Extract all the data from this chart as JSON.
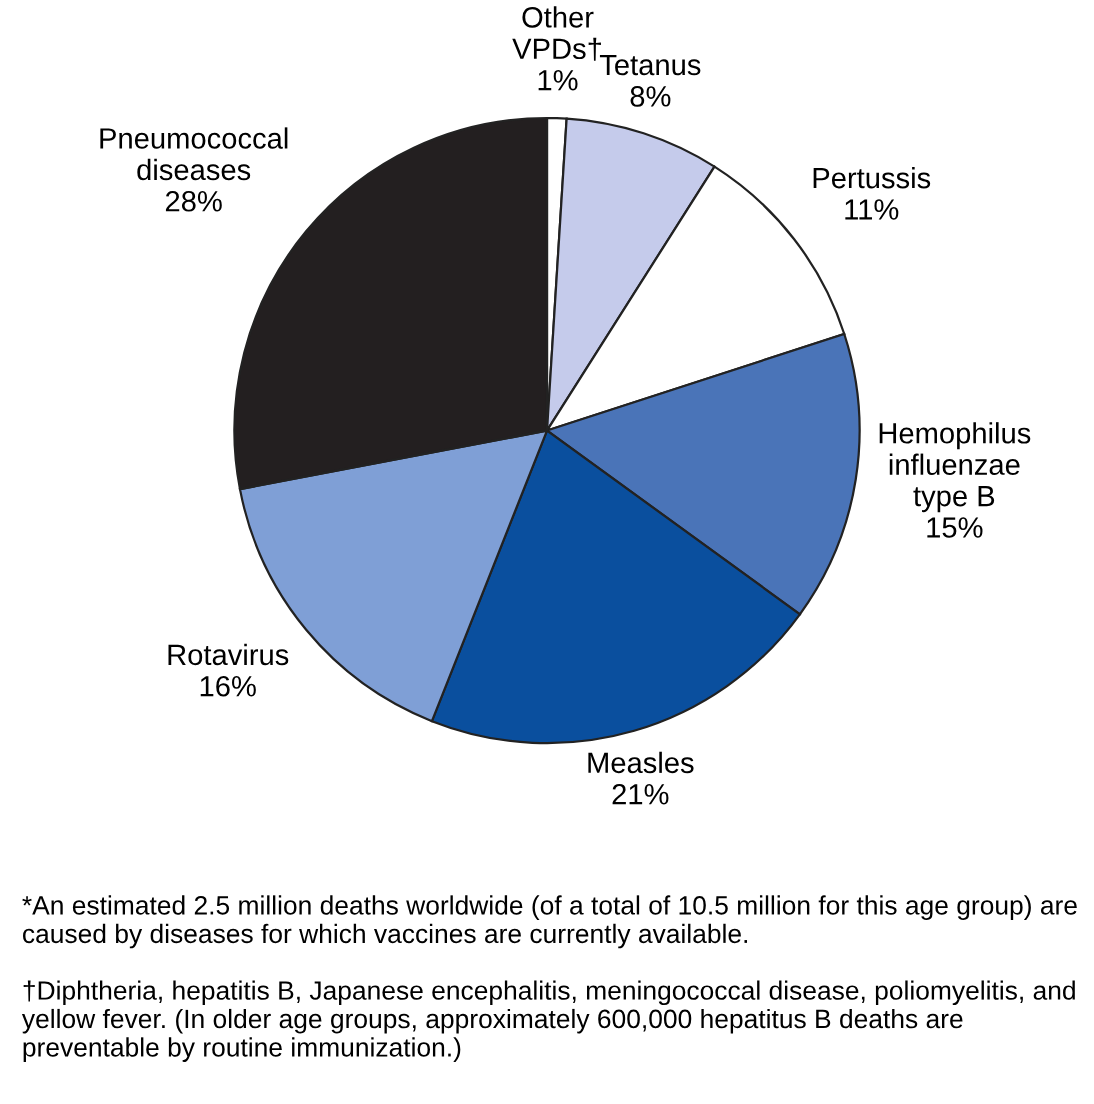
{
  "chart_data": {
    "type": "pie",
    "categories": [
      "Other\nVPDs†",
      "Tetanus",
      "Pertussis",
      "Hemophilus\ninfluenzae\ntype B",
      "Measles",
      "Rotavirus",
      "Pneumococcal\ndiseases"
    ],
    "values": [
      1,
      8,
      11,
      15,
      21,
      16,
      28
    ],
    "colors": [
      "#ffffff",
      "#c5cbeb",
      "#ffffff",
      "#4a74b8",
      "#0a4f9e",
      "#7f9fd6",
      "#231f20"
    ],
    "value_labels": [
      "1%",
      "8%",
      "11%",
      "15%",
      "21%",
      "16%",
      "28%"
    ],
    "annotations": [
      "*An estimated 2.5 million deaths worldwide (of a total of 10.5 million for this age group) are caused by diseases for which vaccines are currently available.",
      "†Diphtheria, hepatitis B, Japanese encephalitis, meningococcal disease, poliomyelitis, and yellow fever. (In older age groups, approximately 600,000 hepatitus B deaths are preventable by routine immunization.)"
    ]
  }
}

# # # # # # #

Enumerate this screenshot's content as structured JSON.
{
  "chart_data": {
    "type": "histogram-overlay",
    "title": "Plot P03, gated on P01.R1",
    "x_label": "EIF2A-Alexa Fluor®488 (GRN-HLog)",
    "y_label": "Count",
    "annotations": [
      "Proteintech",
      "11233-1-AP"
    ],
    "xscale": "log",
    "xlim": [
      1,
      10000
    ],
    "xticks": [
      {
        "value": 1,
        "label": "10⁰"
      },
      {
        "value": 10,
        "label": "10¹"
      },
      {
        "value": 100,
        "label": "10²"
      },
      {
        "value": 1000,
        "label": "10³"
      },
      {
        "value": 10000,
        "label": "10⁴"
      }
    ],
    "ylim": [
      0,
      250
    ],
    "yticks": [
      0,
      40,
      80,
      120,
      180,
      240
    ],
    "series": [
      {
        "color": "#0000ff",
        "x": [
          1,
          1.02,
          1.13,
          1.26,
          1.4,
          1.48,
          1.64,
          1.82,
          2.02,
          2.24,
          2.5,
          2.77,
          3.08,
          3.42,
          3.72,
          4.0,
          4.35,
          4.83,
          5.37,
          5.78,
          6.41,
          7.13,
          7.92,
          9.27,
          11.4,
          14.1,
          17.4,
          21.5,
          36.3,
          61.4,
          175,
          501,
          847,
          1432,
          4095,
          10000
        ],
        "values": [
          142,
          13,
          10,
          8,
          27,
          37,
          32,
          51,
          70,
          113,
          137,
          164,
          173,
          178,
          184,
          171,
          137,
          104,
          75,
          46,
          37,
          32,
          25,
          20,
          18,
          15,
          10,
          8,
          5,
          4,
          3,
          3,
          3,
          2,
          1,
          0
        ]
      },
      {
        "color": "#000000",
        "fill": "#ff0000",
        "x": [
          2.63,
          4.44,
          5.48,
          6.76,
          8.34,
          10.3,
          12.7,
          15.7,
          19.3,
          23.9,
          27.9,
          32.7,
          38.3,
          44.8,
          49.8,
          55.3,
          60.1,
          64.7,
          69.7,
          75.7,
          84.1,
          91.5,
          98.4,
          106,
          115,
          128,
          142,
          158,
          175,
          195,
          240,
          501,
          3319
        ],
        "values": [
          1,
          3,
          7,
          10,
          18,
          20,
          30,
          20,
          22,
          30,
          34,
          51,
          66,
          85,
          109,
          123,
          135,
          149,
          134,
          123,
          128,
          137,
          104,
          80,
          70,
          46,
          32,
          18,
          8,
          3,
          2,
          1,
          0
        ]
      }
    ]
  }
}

# # # # # # #

Work to be completed => Show, from the material above, each line that includes the string "JSON".

Task response =>
Extract all the data from this chart as JSON.
Enumerate this screenshot's content as structured JSON.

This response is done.